→ WHAT IS REQUIRED: In full and without alteration, repeat the material.

→ RECORD EXCERPTS:
"""

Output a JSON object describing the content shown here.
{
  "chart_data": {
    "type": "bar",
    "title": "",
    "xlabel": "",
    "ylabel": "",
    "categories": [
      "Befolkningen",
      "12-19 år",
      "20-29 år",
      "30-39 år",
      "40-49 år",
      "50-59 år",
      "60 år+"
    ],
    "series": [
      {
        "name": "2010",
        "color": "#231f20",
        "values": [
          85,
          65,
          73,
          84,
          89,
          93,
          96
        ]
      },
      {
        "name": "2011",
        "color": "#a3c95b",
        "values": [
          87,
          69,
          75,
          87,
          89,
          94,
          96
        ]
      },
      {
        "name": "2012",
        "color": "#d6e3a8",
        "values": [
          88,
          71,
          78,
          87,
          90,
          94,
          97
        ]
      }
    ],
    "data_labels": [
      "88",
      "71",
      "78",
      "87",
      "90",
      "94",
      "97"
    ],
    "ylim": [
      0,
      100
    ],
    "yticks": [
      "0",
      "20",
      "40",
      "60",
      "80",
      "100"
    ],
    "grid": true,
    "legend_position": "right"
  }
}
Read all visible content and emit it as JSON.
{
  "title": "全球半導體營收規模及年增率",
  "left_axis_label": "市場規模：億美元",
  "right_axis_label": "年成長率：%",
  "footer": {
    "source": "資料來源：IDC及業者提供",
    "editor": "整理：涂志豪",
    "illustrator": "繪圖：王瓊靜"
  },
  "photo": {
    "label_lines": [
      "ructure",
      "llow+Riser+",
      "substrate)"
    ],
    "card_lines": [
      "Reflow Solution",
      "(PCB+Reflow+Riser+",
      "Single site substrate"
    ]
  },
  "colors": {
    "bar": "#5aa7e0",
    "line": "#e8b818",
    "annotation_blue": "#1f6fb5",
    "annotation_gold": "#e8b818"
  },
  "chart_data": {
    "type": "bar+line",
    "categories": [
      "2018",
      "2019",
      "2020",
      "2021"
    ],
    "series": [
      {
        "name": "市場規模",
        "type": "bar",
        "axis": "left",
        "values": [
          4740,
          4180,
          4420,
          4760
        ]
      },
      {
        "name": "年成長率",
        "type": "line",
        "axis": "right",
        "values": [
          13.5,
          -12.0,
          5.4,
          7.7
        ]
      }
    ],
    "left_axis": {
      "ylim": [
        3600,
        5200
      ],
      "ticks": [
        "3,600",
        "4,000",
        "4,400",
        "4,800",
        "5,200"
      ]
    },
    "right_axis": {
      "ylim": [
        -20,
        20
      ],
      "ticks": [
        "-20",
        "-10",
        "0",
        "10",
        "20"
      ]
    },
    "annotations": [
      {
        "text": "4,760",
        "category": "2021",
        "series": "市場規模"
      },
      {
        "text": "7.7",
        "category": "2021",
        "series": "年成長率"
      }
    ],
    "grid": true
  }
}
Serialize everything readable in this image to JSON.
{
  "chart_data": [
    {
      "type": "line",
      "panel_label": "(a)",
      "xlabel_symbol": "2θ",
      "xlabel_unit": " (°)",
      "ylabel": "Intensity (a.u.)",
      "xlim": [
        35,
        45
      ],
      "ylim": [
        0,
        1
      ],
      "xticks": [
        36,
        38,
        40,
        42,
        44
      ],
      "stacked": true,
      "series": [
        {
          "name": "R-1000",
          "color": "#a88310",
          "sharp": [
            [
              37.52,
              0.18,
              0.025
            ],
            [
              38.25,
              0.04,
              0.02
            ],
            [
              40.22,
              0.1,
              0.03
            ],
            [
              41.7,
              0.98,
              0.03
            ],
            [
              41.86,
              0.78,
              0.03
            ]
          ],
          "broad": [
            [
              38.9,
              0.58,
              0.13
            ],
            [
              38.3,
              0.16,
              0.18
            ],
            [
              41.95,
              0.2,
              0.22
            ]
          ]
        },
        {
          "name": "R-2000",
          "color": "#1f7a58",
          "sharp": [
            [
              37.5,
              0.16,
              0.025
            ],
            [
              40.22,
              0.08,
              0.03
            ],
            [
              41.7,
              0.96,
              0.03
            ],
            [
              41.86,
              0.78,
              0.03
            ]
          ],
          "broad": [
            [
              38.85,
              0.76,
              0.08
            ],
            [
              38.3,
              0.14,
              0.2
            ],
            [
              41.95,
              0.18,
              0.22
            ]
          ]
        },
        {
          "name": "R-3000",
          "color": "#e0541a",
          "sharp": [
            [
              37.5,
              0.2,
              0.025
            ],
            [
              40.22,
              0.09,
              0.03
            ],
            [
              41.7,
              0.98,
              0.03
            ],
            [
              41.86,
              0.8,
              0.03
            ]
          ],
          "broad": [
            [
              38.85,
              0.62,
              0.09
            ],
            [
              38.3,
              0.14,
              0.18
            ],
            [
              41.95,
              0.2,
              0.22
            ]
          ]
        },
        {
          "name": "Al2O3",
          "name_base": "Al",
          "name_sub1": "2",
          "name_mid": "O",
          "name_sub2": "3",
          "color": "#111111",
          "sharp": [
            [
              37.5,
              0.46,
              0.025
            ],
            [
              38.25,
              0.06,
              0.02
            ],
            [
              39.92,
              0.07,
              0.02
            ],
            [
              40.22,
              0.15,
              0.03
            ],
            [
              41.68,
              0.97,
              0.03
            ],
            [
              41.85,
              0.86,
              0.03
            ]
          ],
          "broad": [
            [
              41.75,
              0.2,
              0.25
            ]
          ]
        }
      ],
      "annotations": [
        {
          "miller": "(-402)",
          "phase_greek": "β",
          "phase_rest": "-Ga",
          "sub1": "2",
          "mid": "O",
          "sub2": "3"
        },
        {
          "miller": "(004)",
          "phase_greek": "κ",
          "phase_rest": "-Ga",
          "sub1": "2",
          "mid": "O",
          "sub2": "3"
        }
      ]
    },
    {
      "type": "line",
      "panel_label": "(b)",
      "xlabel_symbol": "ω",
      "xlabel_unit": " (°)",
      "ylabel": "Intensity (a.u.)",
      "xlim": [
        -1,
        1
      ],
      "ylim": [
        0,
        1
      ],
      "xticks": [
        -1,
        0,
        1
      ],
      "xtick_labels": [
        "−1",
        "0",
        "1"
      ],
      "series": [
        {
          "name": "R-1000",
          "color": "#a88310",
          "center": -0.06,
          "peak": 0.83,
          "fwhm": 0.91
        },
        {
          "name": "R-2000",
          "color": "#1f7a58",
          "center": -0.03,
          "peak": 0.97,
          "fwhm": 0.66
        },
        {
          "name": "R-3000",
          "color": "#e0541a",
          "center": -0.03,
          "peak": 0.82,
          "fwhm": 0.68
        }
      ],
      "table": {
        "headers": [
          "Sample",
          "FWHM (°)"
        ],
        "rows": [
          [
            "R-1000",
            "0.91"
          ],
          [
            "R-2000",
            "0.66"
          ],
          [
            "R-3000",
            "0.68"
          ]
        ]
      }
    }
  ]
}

"""

→ WRITTEN SOLUTION:
Output a JSON object describing the content shown here.
{
  "chart_data": {
    "type": "bar",
    "title": "",
    "xlabel": "",
    "ylabel": "",
    "categories": [
      "Befolkningen",
      "12-19 år",
      "20-29 år",
      "30-39 år",
      "40-49 år",
      "50-59 år",
      "60 år+"
    ],
    "series": [
      {
        "name": "2010",
        "color": "#231f20",
        "values": [
          85,
          65,
          73,
          84,
          89,
          93,
          96
        ]
      },
      {
        "name": "2011",
        "color": "#a3c95b",
        "values": [
          87,
          69,
          75,
          87,
          89,
          94,
          96
        ]
      },
      {
        "name": "2012",
        "color": "#d6e3a8",
        "values": [
          88,
          71,
          78,
          87,
          90,
          94,
          97
        ]
      }
    ],
    "data_labels": [
      "88",
      "71",
      "78",
      "87",
      "90",
      "94",
      "97"
    ],
    "ylim": [
      0,
      100
    ],
    "yticks": [
      "0",
      "20",
      "40",
      "60",
      "80",
      "100"
    ],
    "grid": true,
    "legend_position": "right"
  }
}
Read all visible content and emit it as JSON.
{
  "title": "全球半導體營收規模及年增率",
  "left_axis_label": "市場規模：億美元",
  "right_axis_label": "年成長率：%",
  "footer": {
    "source": "資料來源：IDC及業者提供",
    "editor": "整理：涂志豪",
    "illustrator": "繪圖：王瓊靜"
  },
  "photo": {
    "label_lines": [
      "ructure",
      "llow+Riser+",
      "substrate)"
    ],
    "card_lines": [
      "Reflow Solution",
      "(PCB+Reflow+Riser+",
      "Single site substrate"
    ]
  },
  "colors": {
    "bar": "#5aa7e0",
    "line": "#e8b818",
    "annotation_blue": "#1f6fb5",
    "annotation_gold": "#e8b818"
  },
  "chart_data": {
    "type": "bar+line",
    "categories": [
      "2018",
      "2019",
      "2020",
      "2021"
    ],
    "series": [
      {
        "name": "市場規模",
        "type": "bar",
        "axis": "left",
        "values": [
          4740,
          4180,
          4420,
          4760
        ]
      },
      {
        "name": "年成長率",
        "type": "line",
        "axis": "right",
        "values": [
          13.5,
          -12.0,
          5.4,
          7.7
        ]
      }
    ],
    "left_axis": {
      "ylim": [
        3600,
        5200
      ],
      "ticks": [
        "3,600",
        "4,000",
        "4,400",
        "4,800",
        "5,200"
      ]
    },
    "right_axis": {
      "ylim": [
        -20,
        20
      ],
      "ticks": [
        "-20",
        "-10",
        "0",
        "10",
        "20"
      ]
    },
    "annotations": [
      {
        "text": "4,760",
        "category": "2021",
        "series": "市場規模"
      },
      {
        "text": "7.7",
        "category": "2021",
        "series": "年成長率"
      }
    ],
    "grid": true
  }
}
Serialize everything readable in this image to JSON.
{
  "chart_data": [
    {
      "type": "line",
      "panel_label": "(a)",
      "xlabel_symbol": "2θ",
      "xlabel_unit": " (°)",
      "ylabel": "Intensity (a.u.)",
      "xlim": [
        35,
        45
      ],
      "ylim": [
        0,
        1
      ],
      "xticks": [
        36,
        38,
        40,
        42,
        44
      ],
      "stacked": true,
      "series": [
        {
          "name": "R-1000",
          "color": "#a88310",
          "sharp": [
            [
              37.52,
              0.18,
              0.025
            ],
            [
              38.25,
              0.04,
              0.02
            ],
            [
              40.22,
              0.1,
              0.03
            ],
            [
              41.7,
              0.98,
              0.03
            ],
            [
              41.86,
              0.78,
              0.03
            ]
          ],
          "broad": [
            [
              38.9,
              0.58,
              0.13
            ],
            [
              38.3,
              0.16,
              0.18
            ],
            [
              41.95,
              0.2,
              0.22
            ]
          ]
        },
        {
          "name": "R-2000",
          "color": "#1f7a58",
          "sharp": [
            [
              37.5,
              0.16,
              0.025
            ],
            [
              40.22,
              0.08,
              0.03
            ],
            [
              41.7,
              0.96,
              0.03
            ],
            [
              41.86,
              0.78,
              0.03
            ]
          ],
          "broad": [
            [
              38.85,
              0.76,
              0.08
            ],
            [
              38.3,
              0.14,
              0.2
            ],
            [
              41.95,
              0.18,
              0.22
            ]
          ]
        },
        {
          "name": "R-3000",
          "color": "#e0541a",
          "sharp": [
            [
              37.5,
              0.2,
              0.025
            ],
            [
              40.22,
              0.09,
              0.03
            ],
            [
              41.7,
              0.98,
              0.03
            ],
            [
              41.86,
              0.8,
              0.03
            ]
          ],
          "broad": [
            [
              38.85,
              0.62,
              0.09
            ],
            [
              38.3,
              0.14,
              0.18
            ],
            [
              41.95,
              0.2,
              0.22
            ]
          ]
        },
        {
          "name": "Al2O3",
          "name_base": "Al",
          "name_sub1": "2",
          "name_mid": "O",
          "name_sub2": "3",
          "color": "#111111",
          "sharp": [
            [
              37.5,
              0.46,
              0.025
            ],
            [
              38.25,
              0.06,
              0.02
            ],
            [
              39.92,
              0.07,
              0.02
            ],
            [
              40.22,
              0.15,
              0.03
            ],
            [
              41.68,
              0.97,
              0.03
            ],
            [
              41.85,
              0.86,
              0.03
            ]
          ],
          "broad": [
            [
              41.75,
              0.2,
              0.25
            ]
          ]
        }
      ],
      "annotations": [
        {
          "miller": "(-402)",
          "phase_greek": "β",
          "phase_rest": "-Ga",
          "sub1": "2",
          "mid": "O",
          "sub2": "3"
        },
        {
          "miller": "(004)",
          "phase_greek": "κ",
          "phase_rest": "-Ga",
          "sub1": "2",
          "mid": "O",
          "sub2": "3"
        }
      ]
    },
    {
      "type": "line",
      "panel_label": "(b)",
      "xlabel_symbol": "ω",
      "xlabel_unit": " (°)",
      "ylabel": "Intensity (a.u.)",
      "xlim": [
        -1,
        1
      ],
      "ylim": [
        0,
        1
      ],
      "xticks": [
        -1,
        0,
        1
      ],
      "xtick_labels": [
        "−1",
        "0",
        "1"
      ],
      "series": [
        {
          "name": "R-1000",
          "color": "#a88310",
          "center": -0.06,
          "peak": 0.83,
          "fwhm": 0.91
        },
        {
          "name": "R-2000",
          "color": "#1f7a58",
          "center": -0.03,
          "peak": 0.97,
          "fwhm": 0.66
        },
        {
          "name": "R-3000",
          "color": "#e0541a",
          "center": -0.03,
          "peak": 0.82,
          "fwhm": 0.68
        }
      ],
      "table": {
        "headers": [
          "Sample",
          "FWHM (°)"
        ],
        "rows": [
          [
            "R-1000",
            "0.91"
          ],
          [
            "R-2000",
            "0.66"
          ],
          [
            "R-3000",
            "0.68"
          ]
        ]
      }
    }
  ]
}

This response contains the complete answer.